# Layout annotation records
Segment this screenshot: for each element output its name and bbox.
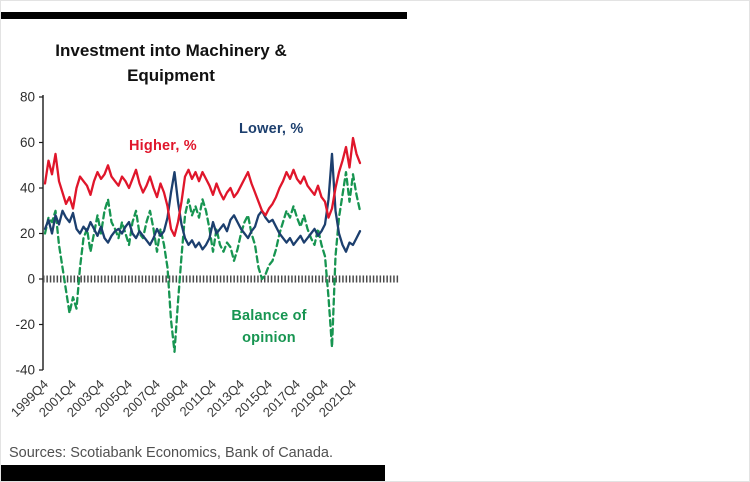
series-line-balance-of-opinion — [43, 170, 362, 353]
series-line-higher — [43, 136, 362, 237]
plot-svg: 806040200-20-401999Q42001Q42003Q42005Q42… — [8, 90, 399, 420]
y-tick-label: 20 — [20, 226, 35, 241]
series-label-higher: Higher, % — [129, 138, 197, 154]
series-label-balance-of-opinion: Balance of opinion — [231, 308, 307, 346]
y-tick-label: 60 — [20, 135, 35, 150]
bottom-rule — [1, 465, 385, 481]
y-tick-label: 0 — [27, 272, 35, 287]
source-note: Sources: Scotiabank Economics, Bank of C… — [9, 445, 334, 461]
y-tick-label: 80 — [20, 90, 35, 105]
plot-area: 80 60 40 20 0 -20 -40 1999Q4 2001Q4 2003Q4 2005Q4 2… — [1, 87, 407, 439]
y-tick-label: -20 — [15, 317, 35, 332]
top-rule — [1, 12, 407, 19]
series-line-lower — [43, 152, 362, 253]
y-tick-label: -40 — [15, 363, 35, 378]
series-label-lower: Lower, % — [239, 121, 304, 137]
chart-title: Investment into Machinery & Equipment — [55, 41, 287, 85]
y-tick-label: 40 — [20, 181, 35, 196]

# Task objective
Copy every line of the records above word for word, leaving out the pictures.

# Result of this exercise
Segment this screenshot: for each element output its name and bbox.
series-line-balance-of-opinion — [43, 170, 362, 353]
series-line-higher — [43, 136, 362, 237]
plot-svg: 806040200-20-401999Q42001Q42003Q42005Q42… — [8, 90, 399, 420]
y-tick-label: 20 — [20, 226, 35, 241]
series-label-higher: Higher, % — [129, 138, 197, 154]
series-label-balance-of-opinion: Balance of opinion — [231, 308, 307, 346]
y-tick-label: 60 — [20, 135, 35, 150]
bottom-rule — [1, 465, 385, 481]
y-tick-label: 0 — [27, 272, 35, 287]
source-note: Sources: Scotiabank Economics, Bank of C… — [9, 445, 334, 461]
y-tick-label: 80 — [20, 90, 35, 105]
plot-area: 80 60 40 20 0 -20 -40 1999Q4 2001Q4 2003Q4 2005Q4 2… — [1, 87, 407, 439]
y-tick-label: -20 — [15, 317, 35, 332]
top-rule — [1, 12, 407, 19]
series-line-lower — [43, 152, 362, 253]
y-tick-label: -40 — [15, 363, 35, 378]
series-label-lower: Lower, % — [239, 121, 304, 137]
chart-title: Investment into Machinery & Equipment — [55, 41, 287, 85]
y-tick-label: 40 — [20, 181, 35, 196]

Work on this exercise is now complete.